**INSTRUCTIONS FOR THE TASK**: Copy every entry precisely.

**THE RECORDS**:
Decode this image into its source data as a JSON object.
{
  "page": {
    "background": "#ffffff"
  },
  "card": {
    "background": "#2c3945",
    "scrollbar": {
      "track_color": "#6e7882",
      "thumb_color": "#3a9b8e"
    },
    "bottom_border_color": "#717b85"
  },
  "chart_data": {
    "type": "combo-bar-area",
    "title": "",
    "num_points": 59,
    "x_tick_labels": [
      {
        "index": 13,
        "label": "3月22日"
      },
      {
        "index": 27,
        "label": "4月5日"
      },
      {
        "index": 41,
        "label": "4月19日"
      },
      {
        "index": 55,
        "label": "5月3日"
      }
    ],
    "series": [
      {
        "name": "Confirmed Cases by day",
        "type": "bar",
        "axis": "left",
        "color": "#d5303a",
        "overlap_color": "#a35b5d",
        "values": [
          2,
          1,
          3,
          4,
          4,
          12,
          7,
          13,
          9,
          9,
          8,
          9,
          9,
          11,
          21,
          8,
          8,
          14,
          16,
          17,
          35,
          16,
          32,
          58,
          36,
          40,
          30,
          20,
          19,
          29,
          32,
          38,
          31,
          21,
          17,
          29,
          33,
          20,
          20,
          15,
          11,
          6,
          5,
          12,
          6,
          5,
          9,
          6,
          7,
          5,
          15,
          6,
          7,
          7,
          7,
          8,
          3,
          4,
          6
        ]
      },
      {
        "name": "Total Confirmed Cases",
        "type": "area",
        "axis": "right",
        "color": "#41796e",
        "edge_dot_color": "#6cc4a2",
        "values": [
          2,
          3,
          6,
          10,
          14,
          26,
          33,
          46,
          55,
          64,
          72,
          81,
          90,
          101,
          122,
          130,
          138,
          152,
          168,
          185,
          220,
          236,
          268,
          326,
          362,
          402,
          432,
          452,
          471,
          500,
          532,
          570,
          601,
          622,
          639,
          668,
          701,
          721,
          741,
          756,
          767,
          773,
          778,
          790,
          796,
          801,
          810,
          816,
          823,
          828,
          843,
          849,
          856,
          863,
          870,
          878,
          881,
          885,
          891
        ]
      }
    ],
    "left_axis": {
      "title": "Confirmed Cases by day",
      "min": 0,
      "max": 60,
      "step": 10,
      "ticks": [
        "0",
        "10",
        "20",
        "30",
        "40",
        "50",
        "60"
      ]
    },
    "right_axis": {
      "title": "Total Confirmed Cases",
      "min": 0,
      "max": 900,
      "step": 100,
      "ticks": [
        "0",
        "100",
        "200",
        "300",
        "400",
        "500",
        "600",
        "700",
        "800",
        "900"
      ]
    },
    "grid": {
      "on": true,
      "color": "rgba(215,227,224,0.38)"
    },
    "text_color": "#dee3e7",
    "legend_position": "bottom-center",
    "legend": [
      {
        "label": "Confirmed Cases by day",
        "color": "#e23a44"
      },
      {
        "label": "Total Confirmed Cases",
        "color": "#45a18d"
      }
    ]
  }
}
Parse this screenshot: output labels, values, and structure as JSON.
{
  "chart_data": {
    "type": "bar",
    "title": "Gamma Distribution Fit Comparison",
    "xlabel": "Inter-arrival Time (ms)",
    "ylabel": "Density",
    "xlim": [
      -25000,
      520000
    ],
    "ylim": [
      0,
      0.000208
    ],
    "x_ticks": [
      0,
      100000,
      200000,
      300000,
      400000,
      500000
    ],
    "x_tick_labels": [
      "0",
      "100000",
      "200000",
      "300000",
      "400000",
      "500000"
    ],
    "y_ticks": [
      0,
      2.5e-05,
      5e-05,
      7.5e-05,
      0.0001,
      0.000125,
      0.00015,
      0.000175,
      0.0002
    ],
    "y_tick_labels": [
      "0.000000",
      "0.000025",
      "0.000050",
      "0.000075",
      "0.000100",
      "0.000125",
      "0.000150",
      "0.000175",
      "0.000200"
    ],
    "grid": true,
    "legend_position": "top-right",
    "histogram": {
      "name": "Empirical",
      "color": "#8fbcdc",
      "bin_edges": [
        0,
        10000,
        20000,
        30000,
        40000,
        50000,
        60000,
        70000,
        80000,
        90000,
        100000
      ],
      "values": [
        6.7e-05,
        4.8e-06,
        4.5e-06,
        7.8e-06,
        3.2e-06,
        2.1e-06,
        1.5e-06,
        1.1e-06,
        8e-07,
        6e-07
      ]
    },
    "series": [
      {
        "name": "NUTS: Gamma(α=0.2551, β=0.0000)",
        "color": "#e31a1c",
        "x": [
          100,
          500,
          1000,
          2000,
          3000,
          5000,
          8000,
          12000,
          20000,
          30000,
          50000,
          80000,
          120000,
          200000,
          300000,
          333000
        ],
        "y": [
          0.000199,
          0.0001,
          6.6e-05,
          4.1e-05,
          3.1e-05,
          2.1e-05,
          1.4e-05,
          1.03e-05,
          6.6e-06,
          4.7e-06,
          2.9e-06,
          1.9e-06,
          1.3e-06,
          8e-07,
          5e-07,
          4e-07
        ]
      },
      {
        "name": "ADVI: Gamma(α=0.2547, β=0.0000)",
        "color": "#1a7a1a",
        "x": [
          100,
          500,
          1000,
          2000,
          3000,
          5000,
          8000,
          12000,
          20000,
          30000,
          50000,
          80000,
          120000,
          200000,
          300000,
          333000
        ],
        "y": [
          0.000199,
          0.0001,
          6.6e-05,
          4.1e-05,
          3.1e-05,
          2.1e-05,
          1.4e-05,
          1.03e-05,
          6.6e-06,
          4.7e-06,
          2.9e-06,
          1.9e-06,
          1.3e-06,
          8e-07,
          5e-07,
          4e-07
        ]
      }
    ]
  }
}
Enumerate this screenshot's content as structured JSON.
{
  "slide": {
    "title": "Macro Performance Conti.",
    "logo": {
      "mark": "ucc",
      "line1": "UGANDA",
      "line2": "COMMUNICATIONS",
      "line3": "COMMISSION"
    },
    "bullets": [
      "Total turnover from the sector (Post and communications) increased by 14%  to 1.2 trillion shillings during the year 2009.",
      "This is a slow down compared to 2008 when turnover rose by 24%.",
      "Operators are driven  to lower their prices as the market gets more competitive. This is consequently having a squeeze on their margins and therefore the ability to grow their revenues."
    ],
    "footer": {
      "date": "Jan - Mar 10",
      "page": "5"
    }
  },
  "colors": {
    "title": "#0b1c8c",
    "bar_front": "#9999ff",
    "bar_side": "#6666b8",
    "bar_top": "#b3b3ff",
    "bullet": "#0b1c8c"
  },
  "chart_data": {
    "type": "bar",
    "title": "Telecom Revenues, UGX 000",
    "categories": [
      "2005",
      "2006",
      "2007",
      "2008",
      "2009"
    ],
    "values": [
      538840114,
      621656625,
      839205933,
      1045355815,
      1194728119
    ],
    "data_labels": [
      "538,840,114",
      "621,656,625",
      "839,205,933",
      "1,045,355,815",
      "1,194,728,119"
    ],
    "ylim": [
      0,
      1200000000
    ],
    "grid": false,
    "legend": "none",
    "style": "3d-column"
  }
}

**RESULT OF THE TASK**:
Decode this image into its source data as a JSON object.
{
  "page": {
    "background": "#ffffff"
  },
  "card": {
    "background": "#2c3945",
    "scrollbar": {
      "track_color": "#6e7882",
      "thumb_color": "#3a9b8e"
    },
    "bottom_border_color": "#717b85"
  },
  "chart_data": {
    "type": "combo-bar-area",
    "title": "",
    "num_points": 59,
    "x_tick_labels": [
      {
        "index": 13,
        "label": "3月22日"
      },
      {
        "index": 27,
        "label": "4月5日"
      },
      {
        "index": 41,
        "label": "4月19日"
      },
      {
        "index": 55,
        "label": "5月3日"
      }
    ],
    "series": [
      {
        "name": "Confirmed Cases by day",
        "type": "bar",
        "axis": "left",
        "color": "#d5303a",
        "overlap_color": "#a35b5d",
        "values": [
          2,
          1,
          3,
          4,
          4,
          12,
          7,
          13,
          9,
          9,
          8,
          9,
          9,
          11,
          21,
          8,
          8,
          14,
          16,
          17,
          35,
          16,
          32,
          58,
          36,
          40,
          30,
          20,
          19,
          29,
          32,
          38,
          31,
          21,
          17,
          29,
          33,
          20,
          20,
          15,
          11,
          6,
          5,
          12,
          6,
          5,
          9,
          6,
          7,
          5,
          15,
          6,
          7,
          7,
          7,
          8,
          3,
          4,
          6
        ]
      },
      {
        "name": "Total Confirmed Cases",
        "type": "area",
        "axis": "right",
        "color": "#41796e",
        "edge_dot_color": "#6cc4a2",
        "values": [
          2,
          3,
          6,
          10,
          14,
          26,
          33,
          46,
          55,
          64,
          72,
          81,
          90,
          101,
          122,
          130,
          138,
          152,
          168,
          185,
          220,
          236,
          268,
          326,
          362,
          402,
          432,
          452,
          471,
          500,
          532,
          570,
          601,
          622,
          639,
          668,
          701,
          721,
          741,
          756,
          767,
          773,
          778,
          790,
          796,
          801,
          810,
          816,
          823,
          828,
          843,
          849,
          856,
          863,
          870,
          878,
          881,
          885,
          891
        ]
      }
    ],
    "left_axis": {
      "title": "Confirmed Cases by day",
      "min": 0,
      "max": 60,
      "step": 10,
      "ticks": [
        "0",
        "10",
        "20",
        "30",
        "40",
        "50",
        "60"
      ]
    },
    "right_axis": {
      "title": "Total Confirmed Cases",
      "min": 0,
      "max": 900,
      "step": 100,
      "ticks": [
        "0",
        "100",
        "200",
        "300",
        "400",
        "500",
        "600",
        "700",
        "800",
        "900"
      ]
    },
    "grid": {
      "on": true,
      "color": "rgba(215,227,224,0.38)"
    },
    "text_color": "#dee3e7",
    "legend_position": "bottom-center",
    "legend": [
      {
        "label": "Confirmed Cases by day",
        "color": "#e23a44"
      },
      {
        "label": "Total Confirmed Cases",
        "color": "#45a18d"
      }
    ]
  }
}
Parse this screenshot: output labels, values, and structure as JSON.
{
  "chart_data": {
    "type": "bar",
    "title": "Gamma Distribution Fit Comparison",
    "xlabel": "Inter-arrival Time (ms)",
    "ylabel": "Density",
    "xlim": [
      -25000,
      520000
    ],
    "ylim": [
      0,
      0.000208
    ],
    "x_ticks": [
      0,
      100000,
      200000,
      300000,
      400000,
      500000
    ],
    "x_tick_labels": [
      "0",
      "100000",
      "200000",
      "300000",
      "400000",
      "500000"
    ],
    "y_ticks": [
      0,
      2.5e-05,
      5e-05,
      7.5e-05,
      0.0001,
      0.000125,
      0.00015,
      0.000175,
      0.0002
    ],
    "y_tick_labels": [
      "0.000000",
      "0.000025",
      "0.000050",
      "0.000075",
      "0.000100",
      "0.000125",
      "0.000150",
      "0.000175",
      "0.000200"
    ],
    "grid": true,
    "legend_position": "top-right",
    "histogram": {
      "name": "Empirical",
      "color": "#8fbcdc",
      "bin_edges": [
        0,
        10000,
        20000,
        30000,
        40000,
        50000,
        60000,
        70000,
        80000,
        90000,
        100000
      ],
      "values": [
        6.7e-05,
        4.8e-06,
        4.5e-06,
        7.8e-06,
        3.2e-06,
        2.1e-06,
        1.5e-06,
        1.1e-06,
        8e-07,
        6e-07
      ]
    },
    "series": [
      {
        "name": "NUTS: Gamma(α=0.2551, β=0.0000)",
        "color": "#e31a1c",
        "x": [
          100,
          500,
          1000,
          2000,
          3000,
          5000,
          8000,
          12000,
          20000,
          30000,
          50000,
          80000,
          120000,
          200000,
          300000,
          333000
        ],
        "y": [
          0.000199,
          0.0001,
          6.6e-05,
          4.1e-05,
          3.1e-05,
          2.1e-05,
          1.4e-05,
          1.03e-05,
          6.6e-06,
          4.7e-06,
          2.9e-06,
          1.9e-06,
          1.3e-06,
          8e-07,
          5e-07,
          4e-07
        ]
      },
      {
        "name": "ADVI: Gamma(α=0.2547, β=0.0000)",
        "color": "#1a7a1a",
        "x": [
          100,
          500,
          1000,
          2000,
          3000,
          5000,
          8000,
          12000,
          20000,
          30000,
          50000,
          80000,
          120000,
          200000,
          300000,
          333000
        ],
        "y": [
          0.000199,
          0.0001,
          6.6e-05,
          4.1e-05,
          3.1e-05,
          2.1e-05,
          1.4e-05,
          1.03e-05,
          6.6e-06,
          4.7e-06,
          2.9e-06,
          1.9e-06,
          1.3e-06,
          8e-07,
          5e-07,
          4e-07
        ]
      }
    ]
  }
}
Enumerate this screenshot's content as structured JSON.
{
  "slide": {
    "title": "Macro Performance Conti.",
    "logo": {
      "mark": "ucc",
      "line1": "UGANDA",
      "line2": "COMMUNICATIONS",
      "line3": "COMMISSION"
    },
    "bullets": [
      "Total turnover from the sector (Post and communications) increased by 14%  to 1.2 trillion shillings during the year 2009.",
      "This is a slow down compared to 2008 when turnover rose by 24%.",
      "Operators are driven  to lower their prices as the market gets more competitive. This is consequently having a squeeze on their margins and therefore the ability to grow their revenues."
    ],
    "footer": {
      "date": "Jan - Mar 10",
      "page": "5"
    }
  },
  "colors": {
    "title": "#0b1c8c",
    "bar_front": "#9999ff",
    "bar_side": "#6666b8",
    "bar_top": "#b3b3ff",
    "bullet": "#0b1c8c"
  },
  "chart_data": {
    "type": "bar",
    "title": "Telecom Revenues, UGX 000",
    "categories": [
      "2005",
      "2006",
      "2007",
      "2008",
      "2009"
    ],
    "values": [
      538840114,
      621656625,
      839205933,
      1045355815,
      1194728119
    ],
    "data_labels": [
      "538,840,114",
      "621,656,625",
      "839,205,933",
      "1,045,355,815",
      "1,194,728,119"
    ],
    "ylim": [
      0,
      1200000000
    ],
    "grid": false,
    "legend": "none",
    "style": "3d-column"
  }
}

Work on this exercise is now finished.